EXERCISE
Go through the records and give each one again exactly.

Stored data:
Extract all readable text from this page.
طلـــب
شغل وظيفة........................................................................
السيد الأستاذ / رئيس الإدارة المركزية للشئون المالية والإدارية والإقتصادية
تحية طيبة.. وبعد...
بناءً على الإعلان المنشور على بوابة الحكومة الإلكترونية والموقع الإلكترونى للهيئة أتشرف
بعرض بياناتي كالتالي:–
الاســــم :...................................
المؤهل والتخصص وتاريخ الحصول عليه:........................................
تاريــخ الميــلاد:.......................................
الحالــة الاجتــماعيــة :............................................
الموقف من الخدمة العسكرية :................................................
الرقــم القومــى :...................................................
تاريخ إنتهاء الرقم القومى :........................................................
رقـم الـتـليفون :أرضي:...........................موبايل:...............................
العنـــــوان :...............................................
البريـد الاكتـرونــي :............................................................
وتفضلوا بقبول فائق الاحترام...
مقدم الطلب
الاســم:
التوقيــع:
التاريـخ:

RESPONSE TO THIS TASK
Extract all readable text from this page.
طلـــب
شغل وظيفة........................................................................
السيد الأستاذ / رئيس الإدارة المركزية للشئون المالية والإدارية والإقتصادية
تحية طيبة.. وبعد...
بناءً على الإعلان المنشور على بوابة الحكومة الإلكترونية والموقع الإلكترونى للهيئة أتشرف
بعرض بياناتي كالتالي:–
الاســــم :...................................
المؤهل والتخصص وتاريخ الحصول عليه:........................................
تاريــخ الميــلاد:.......................................
الحالــة الاجتــماعيــة :............................................
الموقف من الخدمة العسكرية :................................................
الرقــم القومــى :...................................................
تاريخ إنتهاء الرقم القومى :........................................................
رقـم الـتـليفون :أرضي:...........................موبايل:...............................
العنـــــوان :...............................................
البريـد الاكتـرونــي :............................................................
وتفضلوا بقبول فائق الاحترام...
مقدم الطلب
الاســم:
التوقيــع:
التاريـخ:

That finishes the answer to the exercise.